### REQUIRED TASK
Make an exact copy of all the entries, but do not reproduce the pictures.

### DATA RECORDS
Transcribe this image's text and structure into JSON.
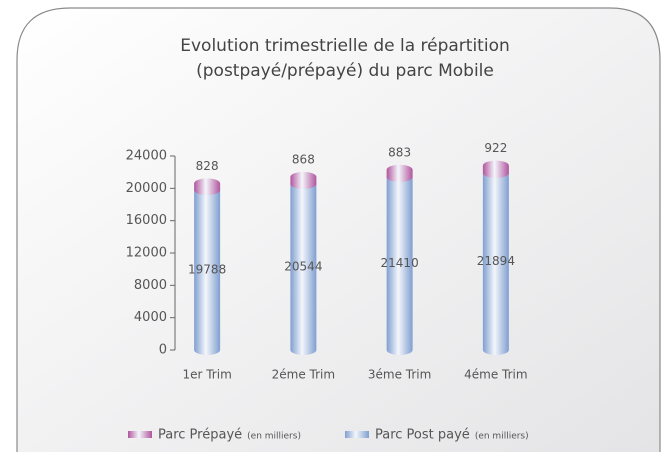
{
  "chart_data": {
    "type": "bar",
    "stacked": true,
    "title": [
      "Evolution trimestrielle de la répartition",
      "(postpayé/prépayé) du parc Mobile"
    ],
    "categories": [
      "1er Trim",
      "2éme Trim",
      "3éme Trim",
      "4éme Trim"
    ],
    "series": [
      {
        "name": "Parc Post payé",
        "color": "#7f9fd0",
        "values": [
          19788,
          20544,
          21410,
          21894
        ]
      },
      {
        "name": "Parc Prépayé",
        "color": "#b0559e",
        "values": [
          828,
          868,
          883,
          922
        ]
      }
    ],
    "legend_unit": "(en milliers)",
    "ylim": [
      0,
      24000
    ],
    "yticks": [
      0,
      4000,
      8000,
      12000,
      16000,
      20000,
      24000
    ],
    "grid": false
  }
}
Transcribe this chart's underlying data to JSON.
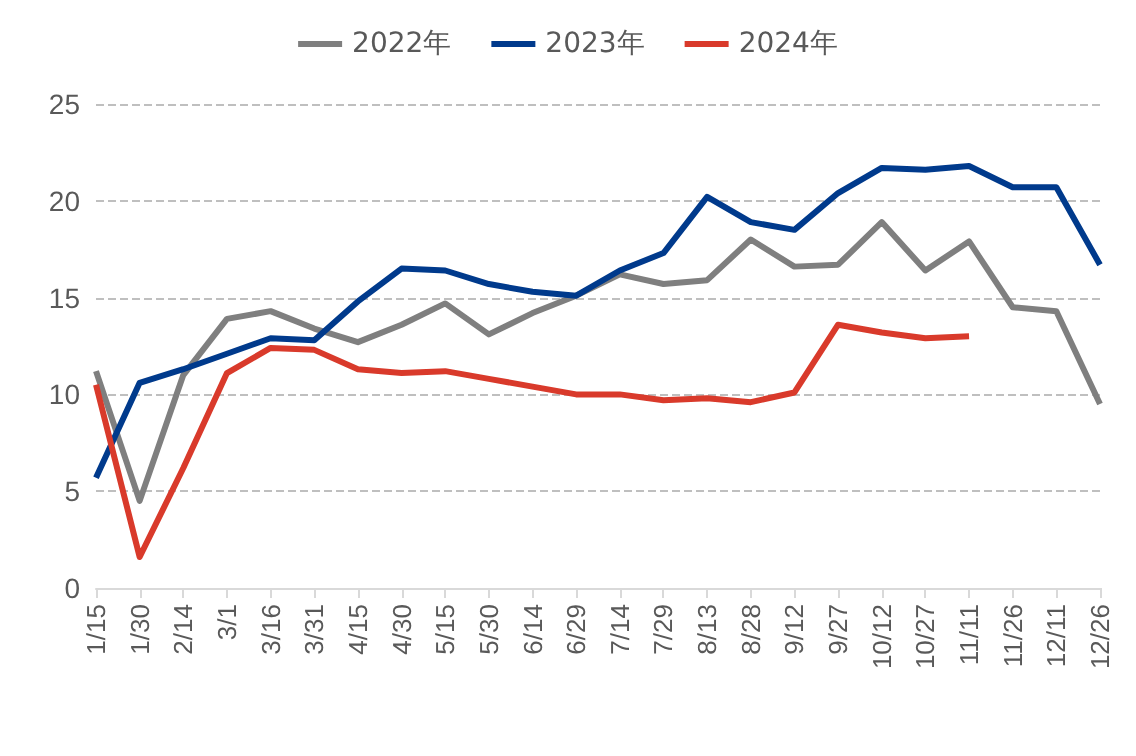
{
  "chart_data": {
    "type": "line",
    "categories": [
      "1/15",
      "1/30",
      "2/14",
      "3/1",
      "3/16",
      "3/31",
      "4/15",
      "4/30",
      "5/15",
      "5/30",
      "6/14",
      "6/29",
      "7/14",
      "7/29",
      "8/13",
      "8/28",
      "9/12",
      "9/27",
      "10/12",
      "10/27",
      "11/11",
      "11/26",
      "12/11",
      "12/26"
    ],
    "series": [
      {
        "name": "2022年",
        "color": "#7f7f7f",
        "values": [
          11.2,
          4.5,
          11,
          13.9,
          14.3,
          13.4,
          12.7,
          13.6,
          14.7,
          13.1,
          14.2,
          15.1,
          16.2,
          15.7,
          15.9,
          18,
          16.6,
          16.7,
          18.9,
          16.4,
          17.9,
          14.5,
          14.3,
          9.5
        ]
      },
      {
        "name": "2023年",
        "color": "#003a8c",
        "values": [
          5.7,
          10.6,
          11.3,
          12.1,
          12.9,
          12.8,
          14.8,
          16.5,
          16.4,
          15.7,
          15.3,
          15.1,
          16.4,
          17.3,
          20.2,
          18.9,
          18.5,
          20.4,
          21.7,
          21.6,
          21.8,
          20.7,
          20.7,
          16.7
        ]
      },
      {
        "name": "2024年",
        "color": "#d93a2b",
        "values": [
          10.5,
          1.6,
          6.2,
          11.1,
          12.4,
          12.3,
          11.3,
          11.1,
          11.2,
          10.8,
          10.4,
          10.0,
          10.0,
          9.7,
          9.8,
          9.6,
          10.1,
          13.6,
          13.2,
          12.9,
          13.0,
          null,
          null,
          null
        ]
      }
    ],
    "ylim": [
      0,
      25
    ],
    "yticks": [
      0,
      5,
      10,
      15,
      20,
      25
    ],
    "grid": "y",
    "legend": "top",
    "marker": "none",
    "line_style": "solid"
  }
}
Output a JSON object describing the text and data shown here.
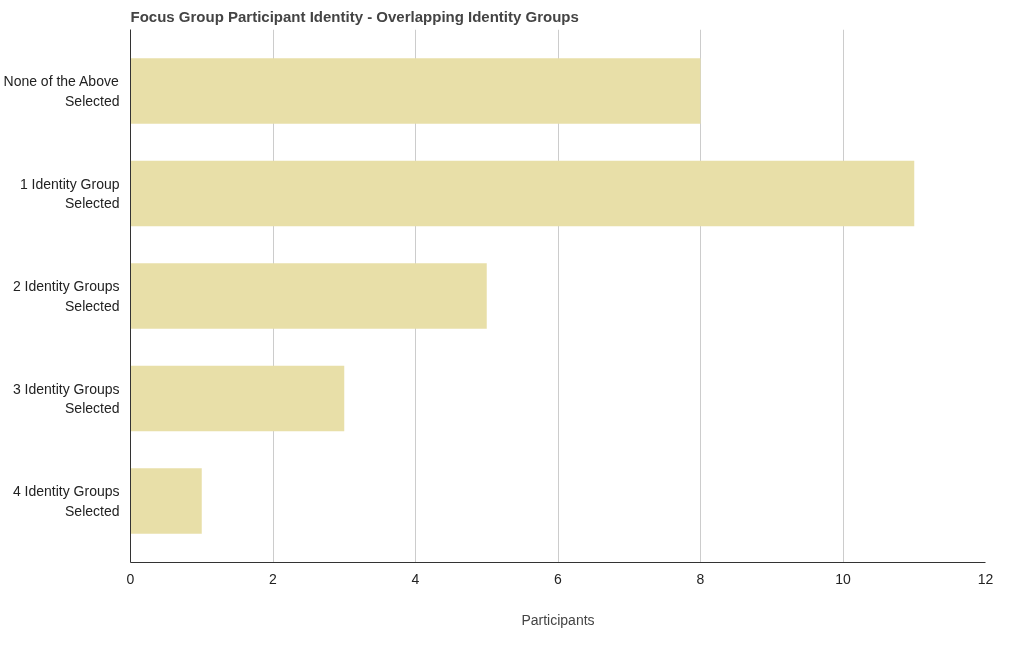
{
  "chart_data": {
    "type": "bar",
    "orientation": "horizontal",
    "title": "Focus Group Participant Identity - Overlapping Identity Groups",
    "xlabel": "Participants",
    "categories": [
      "None of the Above\nSelected",
      "1 Identity Group\nSelected",
      "2 Identity Groups\nSelected",
      "3 Identity Groups\nSelected",
      "4 Identity Groups\nSelected"
    ],
    "values": [
      8,
      11,
      5,
      3,
      1
    ],
    "color": "#e8dfa8",
    "xlim": [
      0,
      12
    ],
    "xticks": [
      0,
      2,
      4,
      6,
      8,
      10,
      12
    ],
    "grid": "x"
  }
}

### IN RESPONSE
Transcribe this image's text and structure into JSON.
{
  "chart_data": {
    "type": "bar",
    "stacked": true,
    "title": [
      "Evolution trimestrielle de la répartition",
      "(postpayé/prépayé) du parc Mobile"
    ],
    "categories": [
      "1er Trim",
      "2éme Trim",
      "3éme Trim",
      "4éme Trim"
    ],
    "series": [
      {
        "name": "Parc Post payé",
        "color": "#7f9fd0",
        "values": [
          19788,
          20544,
          21410,
          21894
        ]
      },
      {
        "name": "Parc Prépayé",
        "color": "#b0559e",
        "values": [
          828,
          868,
          883,
          922
        ]
      }
    ],
    "legend_unit": "(en milliers)",
    "ylim": [
      0,
      24000
    ],
    "yticks": [
      0,
      4000,
      8000,
      12000,
      16000,
      20000,
      24000
    ],
    "grid": false
  }
}
Transcribe this chart's underlying data to JSON.
{
  "chart_data": {
    "type": "line",
    "categories": [
      "1/15",
      "1/30",
      "2/14",
      "3/1",
      "3/16",
      "3/31",
      "4/15",
      "4/30",
      "5/15",
      "5/30",
      "6/14",
      "6/29",
      "7/14",
      "7/29",
      "8/13",
      "8/28",
      "9/12",
      "9/27",
      "10/12",
      "10/27",
      "11/11",
      "11/26",
      "12/11",
      "12/26"
    ],
    "series": [
      {
        "name": "2022年",
        "color": "#7f7f7f",
        "values": [
          11.2,
          4.5,
          11,
          13.9,
          14.3,
          13.4,
          12.7,
          13.6,
          14.7,
          13.1,
          14.2,
          15.1,
          16.2,
          15.7,
          15.9,
          18,
          16.6,
          16.7,
          18.9,
          16.4,
          17.9,
          14.5,
          14.3,
          9.5
        ]
      },
      {
        "name": "2023年",
        "color": "#003a8c",
        "values": [
          5.7,
          10.6,
          11.3,
          12.1,
          12.9,
          12.8,
          14.8,
          16.5,
          16.4,
          15.7,
          15.3,
          15.1,
          16.4,
          17.3,
          20.2,
          18.9,
          18.5,
          20.4,
          21.7,
          21.6,
          21.8,
          20.7,
          20.7,
          16.7
        ]
      },
      {
        "name": "2024年",
        "color": "#d93a2b",
        "values": [
          10.5,
          1.6,
          6.2,
          11.1,
          12.4,
          12.3,
          11.3,
          11.1,
          11.2,
          10.8,
          10.4,
          10.0,
          10.0,
          9.7,
          9.8,
          9.6,
          10.1,
          13.6,
          13.2,
          12.9,
          13.0,
          null,
          null,
          null
        ]
      }
    ],
    "ylim": [
      0,
      25
    ],
    "yticks": [
      0,
      5,
      10,
      15,
      20,
      25
    ],
    "grid": "y",
    "legend": "top",
    "marker": "none",
    "line_style": "solid"
  }
}
Output a JSON object describing the text and data shown here.
{
  "chart_data": {
    "type": "bar",
    "orientation": "horizontal",
    "title": "Focus Group Participant Identity - Overlapping Identity Groups",
    "xlabel": "Participants",
    "categories": [
      "None of the Above\nSelected",
      "1 Identity Group\nSelected",
      "2 Identity Groups\nSelected",
      "3 Identity Groups\nSelected",
      "4 Identity Groups\nSelected"
    ],
    "values": [
      8,
      11,
      5,
      3,
      1
    ],
    "color": "#e8dfa8",
    "xlim": [
      0,
      12
    ],
    "xticks": [
      0,
      2,
      4,
      6,
      8,
      10,
      12
    ],
    "grid": "x"
  }
}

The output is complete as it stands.